----- DOCUMENTO DE ORIGEM
Não mexa com o Meshuggah! O grupo sueco é uma monstruosidade metálica de outra dimensão e The Violent Sleep of Reason é ao mesmo tempo uma força imparável e um objeto irremovível. Prosseguindo com a evolução calculada em sua arrasadora discografia recente, thrash, math, noise e progressivo são batidos violentamente no LHC da banda até quase atingir o estado de singularidade. Se continuarem nesse ritmo no próximo disco, adeus mundo.
O Surgical Meth Machine é uma desgraceira electro-hardcore-industrial-esporrenta-fim-da-linha-estrebuchando-no-chão-com-uma-baba-esverdeada-escorrendo-no-canto-da-boca. O projeto começou como homenagem do Al Jourgensen ao velho camarada caído em combate, Mike Scaccia, mas foi ganhando contornos de piração pessoal. Diz ele que o álbum era pra ter de 220 bpms pra cima, mas que se entupiu com tanta cannabis na Califórnia que as músicas saíram devagarzonas. É um fanfarrão mesmo.
O que dizer da saideira épica de David Bowie no iniciozinho de 2016, como que antevendo a mediocridade geral que assolaria o período e preferindo partir, literalmente, desta para melhor? Mais intenso e, logicamente, mais introspectivo que o álbum anterior, Blackstar consuma a relação do artista com o pop esquizóide que tanto amava. Nesse disco também dá pra sacar mais fácil aquilo que o Ed Motta comentou no My Tracks sobre o Camaleão e suas influências de canto tradicional japonês.
Todo álbum novo do Death Grips dá a impressão de ser o melhor da discografia. Com Bottomless Pit não foi diferente. Os caras simplesmente não têm limites. Seja depurando o hip hop, o dub, o reggae, o hardcore, o tecno, o noise, o cadáver do funk metal e o raio que o parta em etecéteras infinitos. E o melhor de tudo: continua não sendo pra todo mundo.
----------
----- DADOS FORNECIDOS
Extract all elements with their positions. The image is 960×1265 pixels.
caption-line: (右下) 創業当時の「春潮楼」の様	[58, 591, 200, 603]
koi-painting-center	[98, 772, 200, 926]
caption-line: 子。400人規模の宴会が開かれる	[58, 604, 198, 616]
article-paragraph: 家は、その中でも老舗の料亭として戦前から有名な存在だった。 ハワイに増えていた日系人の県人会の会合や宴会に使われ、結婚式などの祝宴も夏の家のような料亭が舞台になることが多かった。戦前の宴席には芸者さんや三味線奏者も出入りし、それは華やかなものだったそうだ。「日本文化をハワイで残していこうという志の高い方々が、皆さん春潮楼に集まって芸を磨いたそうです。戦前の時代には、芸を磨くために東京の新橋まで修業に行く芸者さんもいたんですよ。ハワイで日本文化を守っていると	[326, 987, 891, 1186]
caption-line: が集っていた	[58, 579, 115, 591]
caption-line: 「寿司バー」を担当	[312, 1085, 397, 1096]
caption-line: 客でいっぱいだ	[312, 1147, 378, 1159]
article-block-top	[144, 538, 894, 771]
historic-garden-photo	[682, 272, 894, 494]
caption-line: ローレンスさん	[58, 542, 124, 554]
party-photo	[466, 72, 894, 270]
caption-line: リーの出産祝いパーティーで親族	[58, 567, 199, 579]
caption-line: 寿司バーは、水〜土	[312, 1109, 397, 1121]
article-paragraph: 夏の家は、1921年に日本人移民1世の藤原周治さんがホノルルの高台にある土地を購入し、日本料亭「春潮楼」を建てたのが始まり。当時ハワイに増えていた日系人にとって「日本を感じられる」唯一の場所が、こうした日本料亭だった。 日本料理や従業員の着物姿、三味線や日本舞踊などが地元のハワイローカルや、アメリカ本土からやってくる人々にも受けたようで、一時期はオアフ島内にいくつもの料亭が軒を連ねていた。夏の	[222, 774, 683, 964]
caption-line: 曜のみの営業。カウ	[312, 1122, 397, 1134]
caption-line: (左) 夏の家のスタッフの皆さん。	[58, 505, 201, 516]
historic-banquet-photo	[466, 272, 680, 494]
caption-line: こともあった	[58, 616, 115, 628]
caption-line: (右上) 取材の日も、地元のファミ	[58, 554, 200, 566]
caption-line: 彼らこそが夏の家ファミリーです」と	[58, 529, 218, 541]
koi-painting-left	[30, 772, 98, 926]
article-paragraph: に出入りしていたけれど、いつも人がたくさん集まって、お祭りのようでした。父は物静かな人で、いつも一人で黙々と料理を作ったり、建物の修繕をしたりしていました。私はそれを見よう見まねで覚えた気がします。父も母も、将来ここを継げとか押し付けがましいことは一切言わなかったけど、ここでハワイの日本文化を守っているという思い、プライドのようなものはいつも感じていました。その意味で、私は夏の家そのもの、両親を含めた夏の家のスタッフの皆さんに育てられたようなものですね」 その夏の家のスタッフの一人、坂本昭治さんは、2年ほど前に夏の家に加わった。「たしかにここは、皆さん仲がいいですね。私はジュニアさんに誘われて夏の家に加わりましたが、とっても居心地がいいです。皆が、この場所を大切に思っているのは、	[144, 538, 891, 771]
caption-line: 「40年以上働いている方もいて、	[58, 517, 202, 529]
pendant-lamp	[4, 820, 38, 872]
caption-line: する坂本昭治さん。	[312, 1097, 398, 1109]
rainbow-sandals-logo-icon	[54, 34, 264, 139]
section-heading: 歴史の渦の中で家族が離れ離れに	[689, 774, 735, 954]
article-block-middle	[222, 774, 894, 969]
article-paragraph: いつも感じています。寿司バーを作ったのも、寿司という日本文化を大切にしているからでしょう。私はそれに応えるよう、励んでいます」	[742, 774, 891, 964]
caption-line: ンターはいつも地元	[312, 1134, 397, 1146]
----------
TAREFAS DO EXERCÍCIO >>
1. Nas resenhas de álbuns, o projeto Surgical Meth Machine começou como homenagem a quem?
2. Prossiga as resenhas de álbuns a partir do ponto em que terminam.

RESPOSTAS DAS TAREFAS >>
1. A Mike Scaccia, velho camarada de Al Jourgensen caído em combate.

2.
As certezas da vida: morte, impostos e Pixies não faz disco ruim. Mesmo que Head Carrier nem arranhe os classicões da primeira fase (e deveria?), mesmo com atitudes indie-rockstarzinhas como dispensar a baixista gente-fina por uma bobeira boba que só e mesmo com Joey Santiago achando que é Keith Richards a essa altura do campeonato. O fato é que ninguém sabe entortar uma boa melodia como Black Francis e sua turma. E isso hoje em dia, meu amigo, vale euro.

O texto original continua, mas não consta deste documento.